Set down the material once more, exactly as it appears.

BEGIN Data to use

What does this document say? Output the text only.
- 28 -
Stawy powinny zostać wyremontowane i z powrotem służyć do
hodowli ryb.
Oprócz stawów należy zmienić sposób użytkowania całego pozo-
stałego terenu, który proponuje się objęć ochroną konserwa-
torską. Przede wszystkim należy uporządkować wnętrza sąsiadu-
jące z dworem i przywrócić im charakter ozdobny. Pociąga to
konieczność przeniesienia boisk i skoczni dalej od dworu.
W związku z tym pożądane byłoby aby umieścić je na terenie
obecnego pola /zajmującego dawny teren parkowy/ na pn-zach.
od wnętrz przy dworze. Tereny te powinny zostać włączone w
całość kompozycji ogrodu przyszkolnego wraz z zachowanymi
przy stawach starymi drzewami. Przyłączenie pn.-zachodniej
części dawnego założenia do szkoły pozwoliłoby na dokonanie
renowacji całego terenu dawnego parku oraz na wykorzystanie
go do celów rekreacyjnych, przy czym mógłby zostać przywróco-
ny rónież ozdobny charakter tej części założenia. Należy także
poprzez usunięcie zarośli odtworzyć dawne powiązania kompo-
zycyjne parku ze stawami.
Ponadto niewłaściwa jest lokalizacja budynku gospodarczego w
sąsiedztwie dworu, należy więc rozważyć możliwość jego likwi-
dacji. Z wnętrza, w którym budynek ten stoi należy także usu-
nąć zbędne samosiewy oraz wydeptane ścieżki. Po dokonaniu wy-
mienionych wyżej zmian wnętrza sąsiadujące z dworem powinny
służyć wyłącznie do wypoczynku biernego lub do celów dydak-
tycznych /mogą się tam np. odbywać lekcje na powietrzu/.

END Data to use

*Task output*
What does this document say? Output the text only.
- 28 -
Stawy powinny zostać wyremontowane i z powrotem służyć do
hodowli ryb.
Oprócz stawów należy zmienić sposób użytkowania całego pozo-
stałego terenu, który proponuje się objęć ochroną konserwa-
torską. Przede wszystkim należy uporządkować wnętrza sąsiadu-
jące z dworem i przywrócić im charakter ozdobny. Pociąga to
konieczność przeniesienia boisk i skoczni dalej od dworu.
W związku z tym pożądane byłoby aby umieścić je na terenie
obecnego pola /zajmującego dawny teren parkowy/ na pn-zach.
od wnętrz przy dworze. Tereny te powinny zostać włączone w
całość kompozycji ogrodu przyszkolnego wraz z zachowanymi
przy stawach starymi drzewami. Przyłączenie pn.-zachodniej
części dawnego założenia do szkoły pozwoliłoby na dokonanie
renowacji całego terenu dawnego parku oraz na wykorzystanie
go do celów rekreacyjnych, przy czym mógłby zostać przywróco-
ny rónież ozdobny charakter tej części założenia. Należy także
poprzez usunięcie zarośli odtworzyć dawne powiązania kompo-
zycyjne parku ze stawami.
Ponadto niewłaściwa jest lokalizacja budynku gospodarczego w
sąsiedztwie dworu, należy więc rozważyć możliwość jego likwi-
dacji. Z wnętrza, w którym budynek ten stoi należy także usu-
nąć zbędne samosiewy oraz wydeptane ścieżki. Po dokonaniu wy-
mienionych wyżej zmian wnętrza sąsiadujące z dworem powinny
służyć wyłącznie do wypoczynku biernego lub do celów dydak-
tycznych /mogą się tam np. odbywać lekcje na powietrzu/.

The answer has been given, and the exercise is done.